_TEXTAUSZUG_
______

Es sind die leichtesten Fragen, für die Antworten fehlen. Oder die so verstaubt scheinen, dass man bereut, gefragt zu haben. Gehört die nach „Fontane in der Schule?“ dazu? Ach, ich sehe sie schon, die vielen Bildungs- und Kulturpolitikbeflissenen, wie sie die Ärmel hochkrempeln und loslegen. Da wirbelt es nur so von „Frauengestalten“, „Berlin-Romane“, „Chronist der deutschen Metropole“, „märkischem Wanderer“ und „Preußenkritiker“. Man zeigt auf die „Fontane-Stadt“ Neuruppin, die einen eigenen „Fontane-Botschafter“ berufen hat, zählt die „Fontane-Apotheken“ auf und hebt den Finger, um gleich zwei Fontane-Literaturpreise ins argumentative Feld zu führen. Wenn man sich dann seiner Sache gewiss in der Runde umsieht, steht in der letzte Reihe vielleicht jemand auf und fragt: „Und was aber hat das alles mit der Schule und was mit uns zu tun?“ Es mag sein, dass der wackere Wortführer oder die nicht minder wackere Wortführerin dann etwas von „Kanon“ schwadroniert und „Bildungsgut und -auftrag“, aber beide spüren, so recht überzeugend klingt das nicht, nicht einmal in ihren Ohren.

______

Einträge des Layout-Datensatzes
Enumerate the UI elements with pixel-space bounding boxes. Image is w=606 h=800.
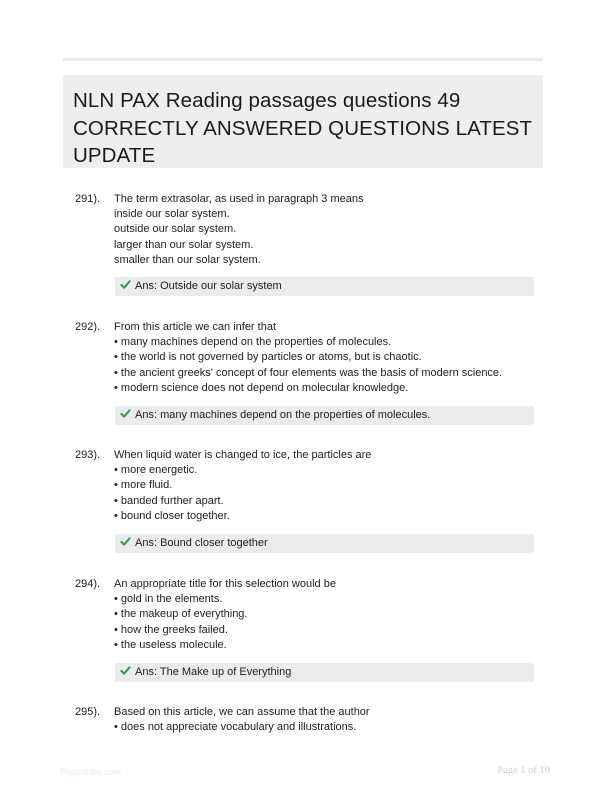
question-body	[114, 705, 534, 735]
answer-option: • more fluid.	[114, 479, 173, 492]
answer-option: • gold in the elements.	[114, 593, 223, 606]
question-body	[114, 448, 534, 524]
answer-option: • bound closer together.	[114, 509, 230, 522]
answer-text: Ans: Outside our solar system	[135, 280, 282, 292]
question-293	[75, 448, 545, 558]
question-291	[75, 192, 545, 302]
question-number: 291).	[75, 193, 101, 205]
question-stem: The term extrasolar, as used in paragraph 3 means	[114, 193, 364, 205]
title-box	[63, 75, 543, 168]
answer-option: • modern science does not depend on molecular knowledge.	[114, 381, 409, 394]
answer-option: larger than our solar system.	[114, 238, 254, 251]
answer-option: • banded further apart.	[114, 494, 224, 507]
page-title: NLN PAX Reading passages questions 49 CORRECTLY ANSWERED QUESTIONS LATEST UPDATE	[73, 89, 532, 167]
check-icon	[120, 408, 131, 419]
answer-option: • how the greeks failed.	[114, 623, 228, 636]
answer-text: Ans: Bound closer together	[135, 537, 268, 549]
question-number: 293).	[75, 449, 101, 461]
question-body	[114, 577, 534, 653]
answer-box	[115, 534, 534, 553]
answer-option: smaller than our solar system.	[114, 253, 261, 266]
top-rule	[63, 58, 543, 61]
question-number: 294).	[75, 578, 101, 590]
answer-box	[115, 406, 534, 425]
question-body	[114, 320, 534, 396]
question-stem: Based on this article, we can assume that the author	[114, 706, 370, 718]
answer-text: Ans: The Make up of Everything	[135, 666, 292, 678]
question-stem: When liquid water is changed to ice, the particles are	[114, 449, 372, 461]
answer-option: • the ancient greeks' concept of four elements was the basis of modern science.	[114, 366, 503, 379]
check-icon	[120, 665, 131, 676]
question-body	[114, 192, 534, 268]
check-icon	[120, 279, 131, 290]
check-icon	[120, 536, 131, 547]
answer-box	[115, 663, 534, 682]
answer-box	[115, 277, 534, 296]
question-292	[75, 320, 545, 430]
answer-option: • many machines depend on the properties of molecules.	[114, 336, 392, 349]
answer-option: outside our solar system.	[114, 223, 237, 236]
question-295	[75, 705, 545, 739]
footer-watermark: Papertribe.com	[60, 767, 122, 777]
question-stem: An appropriate title for this selection would be	[114, 578, 336, 590]
question-number: 292).	[75, 321, 101, 333]
answer-option: • more energetic.	[114, 464, 198, 477]
answer-option: • does not appreciate vocabulary and illustrations.	[114, 721, 357, 734]
question-number: 295).	[75, 706, 101, 718]
question-stem: From this article we can infer that	[114, 321, 277, 333]
answer-option: • the world is not governed by particles or atoms, but is chaotic.	[114, 351, 422, 364]
page-indicator: Page 1 of 10	[497, 765, 550, 776]
answer-option: • the useless molecule.	[114, 638, 227, 651]
question-294	[75, 577, 545, 687]
answer-text: Ans: many machines depend on the properties of molecules.	[135, 409, 431, 421]
answer-option: • the makeup of everything.	[114, 608, 248, 621]
answer-option: inside our solar system.	[114, 208, 230, 221]
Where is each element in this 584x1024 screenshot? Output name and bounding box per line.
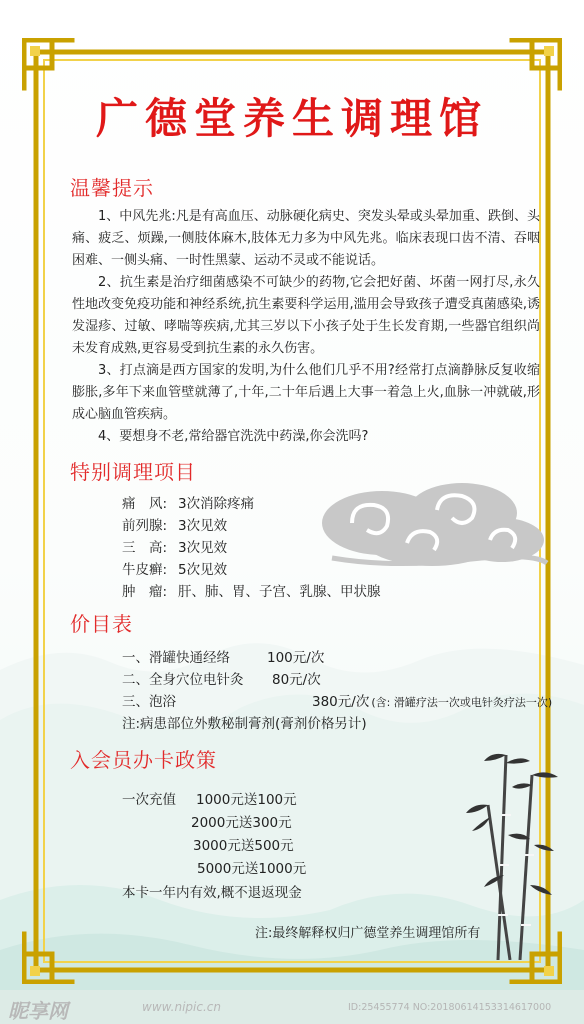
price-item: 三、泡浴 380元/次 (含: 滑罐疗法一次或电针灸疗法一次) [122, 694, 553, 710]
treatment-item: 三 高: 3次见效 [122, 540, 228, 556]
recharge-label: 一次充值 [122, 792, 176, 808]
treatment-item: 痛 风: 3次消除疼痛 [122, 496, 255, 512]
notice-item-2: 2、抗生素是治疗细菌感染不可缺少的药物,它会把好菌、坏菌一网打尽,永久性地改变免疫功能和神经系统,抗生素要科学运用,滥用会导致孩子遭受真菌感染,诱发湿疹、过敏、哮喘等疾病,尤其三岁以下小孩子处于生长发育期,一些器官组织尚未发育成熟,更容易受到抗生素的永久伤害。 [72, 275, 540, 356]
notice-item-1: 1、中风先兆:凡是有高血压、动脉硬化病史、突发头晕或头晕加重、跌倒、头痛、疲乏、烦躁,一侧肢体麻木,肢体无力多为中风先兆。临床表现口齿不清、吞咽困难、一侧头痛、一时性黑蒙、运动不灵或不能说话。 [72, 209, 540, 268]
auspicious-cloud-icon [312, 468, 552, 578]
card-validity: 本卡一年内有效,概不退返现金 [122, 885, 302, 901]
notice-heading: 温馨提示 [70, 176, 154, 200]
disclaimer: 注:最终解释权归广德堂养生调理馆所有 [255, 926, 481, 941]
membership-tier: 2000元送300元 [191, 815, 292, 831]
notice-item-4: 4、要想身不老,常给器官洗洗中药澡,你会洗吗? [98, 429, 369, 444]
price-item: 一、滑罐快通经络 100元/次 [122, 650, 325, 666]
treatment-item: 肿 瘤: 肝、肺、胃、子宫、乳腺、甲状腺 [122, 584, 381, 600]
treatment-item: 牛皮癣: 5次见效 [122, 562, 228, 578]
price-heading: 价目表 [70, 612, 133, 636]
price-footnote: 注:病患部位外敷秘制膏剂(膏剂价格另计) [122, 716, 367, 732]
watermark-logo: 昵享网 [8, 999, 68, 1023]
page-title: 广德堂养生调理馆 [95, 94, 488, 143]
watermark-id: ID:25455774 NO:20180614153314617000 [348, 1002, 552, 1013]
treatment-heading: 特别调理项目 [70, 460, 196, 484]
watermark-url: www.nipic.cn [142, 1000, 221, 1014]
membership-tier: 1000元送100元 [196, 792, 297, 808]
membership-heading: 入会员办卡政策 [70, 748, 217, 772]
price-item: 二、全身穴位电针灸 80元/次 [122, 672, 321, 688]
notice-item-3: 3、打点滴是西方国家的发明,为什么他们几乎不用?经常打点滴静脉反复收缩膨胀,多年下来血管壁就薄了,十年,二十年后遇上大事一着急上火,血脉一冲就破,形成心脑血管疾病。 [72, 363, 540, 422]
membership-tier: 5000元送1000元 [197, 861, 307, 877]
treatment-item: 前列腺: 3次见效 [122, 518, 228, 534]
membership-tier: 3000元送500元 [193, 838, 294, 854]
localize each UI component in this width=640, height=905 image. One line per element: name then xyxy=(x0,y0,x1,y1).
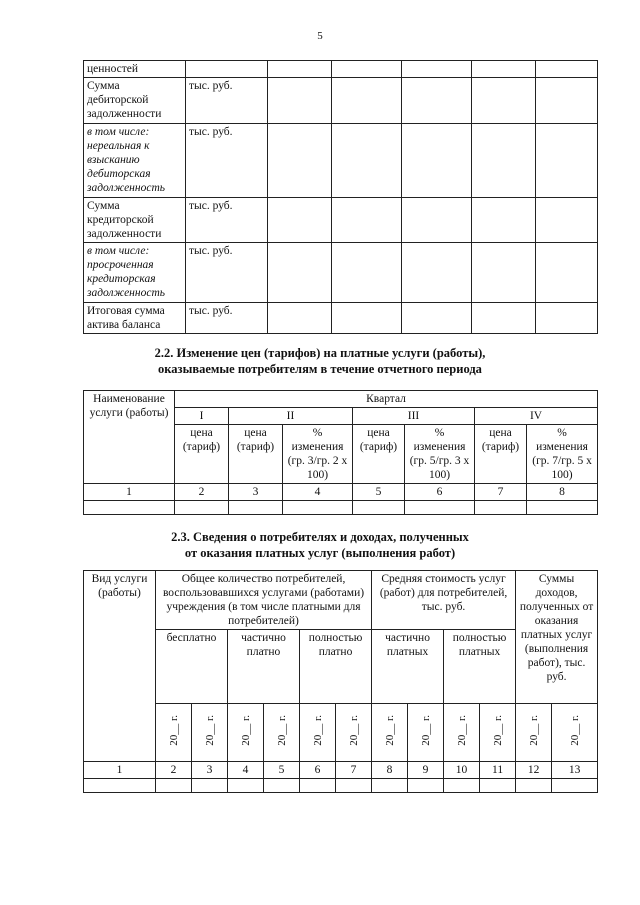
column-number: 11 xyxy=(480,762,516,779)
row-name: в том числе: просроченная кредиторская задолженность xyxy=(84,243,186,303)
column-number: 13 xyxy=(552,762,598,779)
page-number: 5 xyxy=(317,30,323,42)
pct-label: % изменения (гр. 3/гр. 2 х 100) xyxy=(283,425,353,484)
average-cost-header: Средняя стоимость услуг (работ) для потребителей, тыс. руб. xyxy=(372,571,516,630)
sub-avg-partial: частично платных xyxy=(372,630,444,704)
column-number: 8 xyxy=(372,762,408,779)
table-row xyxy=(84,124,598,198)
row-name: Сумма кредиторской задолженности xyxy=(84,198,186,243)
row-unit: тыс. руб. xyxy=(186,78,268,124)
column-number: 1 xyxy=(84,484,175,501)
column-number: 3 xyxy=(229,484,283,501)
sub-free: бесплатно xyxy=(156,630,228,704)
column-number: 1 xyxy=(84,762,156,779)
service-type-header: Вид услуги (работы) xyxy=(84,571,156,762)
year-label: 20__ г. xyxy=(527,715,540,746)
table-row xyxy=(84,779,598,793)
column-numbers-row xyxy=(84,484,598,501)
row-unit xyxy=(186,61,268,78)
section-2-2-heading-line2: оказываемые потребителям в течение отчетного периода xyxy=(158,362,482,376)
year-label: 20__ г. xyxy=(239,715,252,746)
row-unit: тыс. руб. xyxy=(186,243,268,303)
quarter-2: II xyxy=(229,408,353,425)
price-change-table xyxy=(83,390,598,515)
price-label: цена (тариф) xyxy=(229,425,283,484)
column-number: 7 xyxy=(475,484,527,501)
column-number: 8 xyxy=(527,484,598,501)
table-row xyxy=(84,243,598,303)
column-numbers-row xyxy=(84,762,598,779)
column-number: 3 xyxy=(192,762,228,779)
income-header: Суммы доходов, полученных от оказания платных услуг (выполнения работ), тыс. руб. xyxy=(516,571,598,704)
column-number: 6 xyxy=(300,762,336,779)
quarter-header: Квартал xyxy=(175,391,598,408)
service-name-header: Наименование услуги (работы) xyxy=(84,391,175,484)
column-number: 6 xyxy=(405,484,475,501)
quarter-3: III xyxy=(353,408,475,425)
quarter-4: IV xyxy=(475,408,598,425)
price-label: цена (тариф) xyxy=(175,425,229,484)
sub-full: полностью платно xyxy=(300,630,372,704)
column-number: 9 xyxy=(408,762,444,779)
column-number: 4 xyxy=(283,484,353,501)
year-label: 20__ г. xyxy=(203,715,216,746)
year-label: 20__ г. xyxy=(167,715,180,746)
year-label: 20__ г. xyxy=(419,715,432,746)
year-label: 20__ г. xyxy=(311,715,324,746)
section-2-3-heading-line2: от оказания платных услуг (выполнения работ) xyxy=(184,546,456,560)
column-number: 2 xyxy=(175,484,229,501)
row-name: в том числе: нереальная к взысканию дебиторская задолженность xyxy=(84,124,186,198)
table-row xyxy=(84,198,598,243)
year-label: 20__ г. xyxy=(347,715,360,746)
pct-label: % изменения (гр. 5/гр. 3 х 100) xyxy=(405,425,475,484)
column-number: 4 xyxy=(228,762,264,779)
price-label: цена (тариф) xyxy=(475,425,527,484)
year-label: 20__ г. xyxy=(455,715,468,746)
table-row xyxy=(84,78,598,124)
sub-partial: частично платно xyxy=(228,630,300,704)
table-row xyxy=(84,303,598,334)
row-name: Итоговая сумма актива баланса xyxy=(84,303,186,334)
section-2-3-heading-line1: 2.3. Сведения о потребителях и доходах, полученных xyxy=(171,530,469,544)
year-label: 20__ г. xyxy=(491,715,504,746)
row-name: ценностей xyxy=(84,61,186,78)
table-row xyxy=(84,501,598,515)
column-number: 5 xyxy=(264,762,300,779)
balance-table xyxy=(83,60,598,334)
sub-avg-full: полностью платных xyxy=(444,630,516,704)
row-unit: тыс. руб. xyxy=(186,303,268,334)
column-number: 12 xyxy=(516,762,552,779)
column-number: 10 xyxy=(444,762,480,779)
price-label: цена (тариф) xyxy=(353,425,405,484)
consumers-income-table xyxy=(83,570,598,793)
year-label: 20__ г. xyxy=(568,715,581,746)
row-unit: тыс. руб. xyxy=(186,124,268,198)
section-2-2-heading-line1: 2.2. Изменение цен (тарифов) на платные услуги (работы), xyxy=(154,346,486,360)
row-unit: тыс. руб. xyxy=(186,198,268,243)
pct-label: % изменения (гр. 7/гр. 5 х 100) xyxy=(527,425,598,484)
row-name: Сумма дебиторской задолженности xyxy=(84,78,186,124)
year-label: 20__ г. xyxy=(383,715,396,746)
table-row xyxy=(84,61,598,78)
quarter-1: I xyxy=(175,408,229,425)
year-label: 20__ г. xyxy=(275,715,288,746)
consumers-count-header: Общее количество потребителей, воспользовавшихся услугами (работами) учреждения (в том числе платными для потребителей) xyxy=(156,571,372,630)
column-number: 2 xyxy=(156,762,192,779)
column-number: 7 xyxy=(336,762,372,779)
column-number: 5 xyxy=(353,484,405,501)
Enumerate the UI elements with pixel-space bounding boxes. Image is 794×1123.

______

_AUFGABEN_
a) Gib den Textauszug über Fontane in der Schule vollständig und unverändert wieder.
b) Bitte gib aus den Einträgen nur die Zeilen von der Zeile mit „column-number: 11 xyxy=(480,762,516,779)“ bis einschließlich der Zeile mit „quarter-header: Квартал xyxy=(175,391,598,408)“ noch einmal aus und tausche dabei „table-row“ gegen „data-row“ aus. Alles andere bleibt unverändert.

_ANTWORTEN_
a)
Es sind die leichtesten Fragen, für die Antworten fehlen. Oder die so verstaubt scheinen, dass man bereut, gefragt zu haben. Gehört die nach „Fontane in der Schule?“ dazu? Ach, ich sehe sie schon, die vielen Bildungs- und Kulturpolitikbeflissenen, wie sie die Ärmel hochkrempeln und loslegen. Da wirbelt es nur so von „Frauengestalten“, „Berlin-Romane“, „Chronist der deutschen Metropole“, „märkischem Wanderer“ und „Preußenkritiker“. Man zeigt auf die „Fontane-Stadt“ Neuruppin, die einen eigenen „Fontane-Botschafter“ berufen hat, zählt die „Fontane-Apotheken“ auf und hebt den Finger, um gleich zwei Fontane-Literaturpreise ins argumentative Feld zu führen. Wenn man sich dann seiner Sache gewiss in der Runde umsieht, steht in der letzte Reihe vielleicht jemand auf und fragt: „Und was aber hat das alles mit der Schule und was mit uns zu tun?“ Es mag sein, dass der wackere Wortführer oder die nicht minder wackere Wortführerin dann etwas von „Kanon“ schwadroniert und „Bildungsgut und -auftrag“, aber beide spüren, so recht überzeugend klingt das nicht, nicht einmal in ihren Ohren.

b)
column-number: 11 xyxy=(480,762,516,779)
row-name: в том числе: просроченная кредиторская задолженность xyxy=(84,243,186,303)
column-number: 13 xyxy=(552,762,598,779)
page-number: 5 xyxy=(317,30,323,42)
pct-label: % изменения (гр. 3/гр. 2 х 100) xyxy=(283,425,353,484)
average-cost-header: Средняя стоимость услуг (работ) для потребителей, тыс. руб. xyxy=(372,571,516,630)
sub-avg-partial: частично платных xyxy=(372,630,444,704)
column-number: 8 xyxy=(372,762,408,779)
data-row xyxy=(84,124,598,198)
row-name: Сумма кредиторской задолженности xyxy=(84,198,186,243)
row-unit: тыс. руб. xyxy=(186,78,268,124)
column-number: 1 xyxy=(84,484,175,501)
column-number: 3 xyxy=(229,484,283,501)
sub-free: бесплатно xyxy=(156,630,228,704)
column-number: 1 xyxy=(84,762,156,779)
service-type-header: Вид услуги (работы) xyxy=(84,571,156,762)
year-label: 20__ г. xyxy=(527,715,540,746)
data-row xyxy=(84,779,598,793)
column-numbers-row xyxy=(84,484,598,501)
row-unit xyxy=(186,61,268,78)
section-2-2-heading-line2: оказываемые потребителям в течение отчетного периода xyxy=(158,362,482,376)
year-label: 20__ г. xyxy=(239,715,252,746)
row-unit: тыс. руб. xyxy=(186,243,268,303)
quarter-2: II xyxy=(229,408,353,425)
price-change-table xyxy=(83,390,598,515)
price-label: цена (тариф) xyxy=(229,425,283,484)
column-number: 7 xyxy=(475,484,527,501)
column-number: 8 xyxy=(527,484,598,501)
data-row xyxy=(84,243,598,303)
column-numbers-row xyxy=(84,762,598,779)
column-number: 3 xyxy=(192,762,228,779)
income-header: Суммы доходов, полученных от оказания платных услуг (выполнения работ), тыс. руб. xyxy=(516,571,598,704)
column-number: 6 xyxy=(300,762,336,779)
quarter-header: Квартал xyxy=(175,391,598,408)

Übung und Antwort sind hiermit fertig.